# Given data
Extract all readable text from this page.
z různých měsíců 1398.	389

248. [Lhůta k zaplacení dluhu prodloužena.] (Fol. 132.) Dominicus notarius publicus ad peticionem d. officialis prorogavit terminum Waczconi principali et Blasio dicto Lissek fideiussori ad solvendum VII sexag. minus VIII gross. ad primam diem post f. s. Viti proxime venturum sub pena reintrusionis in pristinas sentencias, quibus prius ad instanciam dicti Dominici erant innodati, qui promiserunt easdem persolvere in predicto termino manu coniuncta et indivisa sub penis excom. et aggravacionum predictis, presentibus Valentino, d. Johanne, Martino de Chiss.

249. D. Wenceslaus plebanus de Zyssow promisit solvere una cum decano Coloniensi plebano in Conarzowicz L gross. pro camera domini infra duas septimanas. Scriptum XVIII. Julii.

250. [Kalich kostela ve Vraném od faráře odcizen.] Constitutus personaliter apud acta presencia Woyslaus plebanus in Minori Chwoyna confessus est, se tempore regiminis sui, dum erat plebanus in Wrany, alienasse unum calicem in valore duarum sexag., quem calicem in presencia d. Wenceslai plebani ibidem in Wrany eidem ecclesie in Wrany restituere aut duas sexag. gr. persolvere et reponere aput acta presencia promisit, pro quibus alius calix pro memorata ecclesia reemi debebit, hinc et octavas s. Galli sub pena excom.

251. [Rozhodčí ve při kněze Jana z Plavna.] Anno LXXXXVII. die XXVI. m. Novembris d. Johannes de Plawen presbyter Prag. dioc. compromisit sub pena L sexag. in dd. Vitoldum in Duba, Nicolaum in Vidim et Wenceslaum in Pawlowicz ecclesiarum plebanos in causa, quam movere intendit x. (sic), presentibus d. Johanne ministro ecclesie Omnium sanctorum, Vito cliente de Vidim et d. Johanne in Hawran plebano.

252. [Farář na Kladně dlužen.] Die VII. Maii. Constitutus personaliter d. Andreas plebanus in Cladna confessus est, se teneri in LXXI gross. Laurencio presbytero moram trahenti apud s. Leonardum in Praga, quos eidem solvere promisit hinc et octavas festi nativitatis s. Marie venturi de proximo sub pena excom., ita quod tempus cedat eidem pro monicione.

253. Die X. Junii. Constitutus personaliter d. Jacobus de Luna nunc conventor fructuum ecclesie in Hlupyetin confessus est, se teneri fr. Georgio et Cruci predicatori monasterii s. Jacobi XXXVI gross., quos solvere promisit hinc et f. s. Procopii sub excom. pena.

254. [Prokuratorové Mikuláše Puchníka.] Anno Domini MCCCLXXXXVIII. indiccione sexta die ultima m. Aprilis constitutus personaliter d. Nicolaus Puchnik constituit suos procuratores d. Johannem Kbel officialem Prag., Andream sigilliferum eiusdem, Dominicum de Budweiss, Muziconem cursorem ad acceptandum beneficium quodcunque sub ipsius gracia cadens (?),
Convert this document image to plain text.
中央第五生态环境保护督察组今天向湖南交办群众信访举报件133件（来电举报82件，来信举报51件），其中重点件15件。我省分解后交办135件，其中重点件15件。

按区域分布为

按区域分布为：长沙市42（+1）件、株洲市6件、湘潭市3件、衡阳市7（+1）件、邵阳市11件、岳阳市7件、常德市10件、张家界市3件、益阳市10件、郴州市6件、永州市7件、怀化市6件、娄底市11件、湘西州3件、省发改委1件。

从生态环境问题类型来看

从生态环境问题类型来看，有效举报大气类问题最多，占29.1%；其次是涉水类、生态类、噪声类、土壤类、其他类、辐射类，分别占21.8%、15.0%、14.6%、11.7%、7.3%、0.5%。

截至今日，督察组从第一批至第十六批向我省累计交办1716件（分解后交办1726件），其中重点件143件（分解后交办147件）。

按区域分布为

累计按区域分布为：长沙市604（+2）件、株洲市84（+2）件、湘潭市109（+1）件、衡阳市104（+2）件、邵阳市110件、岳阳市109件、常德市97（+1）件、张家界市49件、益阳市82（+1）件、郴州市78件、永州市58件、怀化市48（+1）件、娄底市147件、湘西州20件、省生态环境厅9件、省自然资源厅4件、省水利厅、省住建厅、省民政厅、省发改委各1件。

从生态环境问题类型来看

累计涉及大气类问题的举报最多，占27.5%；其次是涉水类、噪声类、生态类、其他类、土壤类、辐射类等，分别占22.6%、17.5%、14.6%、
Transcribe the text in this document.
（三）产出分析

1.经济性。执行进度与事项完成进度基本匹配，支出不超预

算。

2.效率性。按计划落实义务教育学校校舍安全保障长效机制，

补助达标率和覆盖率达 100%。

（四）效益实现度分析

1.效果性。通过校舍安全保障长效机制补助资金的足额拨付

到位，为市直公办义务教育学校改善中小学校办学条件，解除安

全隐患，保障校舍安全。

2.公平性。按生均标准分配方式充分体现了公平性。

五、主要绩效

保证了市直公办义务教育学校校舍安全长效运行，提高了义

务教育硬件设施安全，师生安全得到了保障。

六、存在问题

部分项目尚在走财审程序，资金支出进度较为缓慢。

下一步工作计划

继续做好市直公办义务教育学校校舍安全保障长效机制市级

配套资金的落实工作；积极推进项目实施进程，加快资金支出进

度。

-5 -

# Work to do
Transcribe the records above exactly, but only from the line that contains "Transcribe the text in this document." through their final line, inclusive.

# Full solution
Transcribe the text in this document.
（三）产出分析

1.经济性。执行进度与事项完成进度基本匹配，支出不超预

算。

2.效率性。按计划落实义务教育学校校舍安全保障长效机制，

补助达标率和覆盖率达 100%。

（四）效益实现度分析

1.效果性。通过校舍安全保障长效机制补助资金的足额拨付

到位，为市直公办义务教育学校改善中小学校办学条件，解除安

全隐患，保障校舍安全。

2.公平性。按生均标准分配方式充分体现了公平性。

五、主要绩效

保证了市直公办义务教育学校校舍安全长效运行，提高了义

务教育硬件设施安全，师生安全得到了保障。

六、存在问题

部分项目尚在走财审程序，资金支出进度较为缓慢。

下一步工作计划

继续做好市直公办义务教育学校校舍安全保障长效机制市级

配套资金的落实工作；积极推进项目实施进程，加快资金支出进

度。

-5 -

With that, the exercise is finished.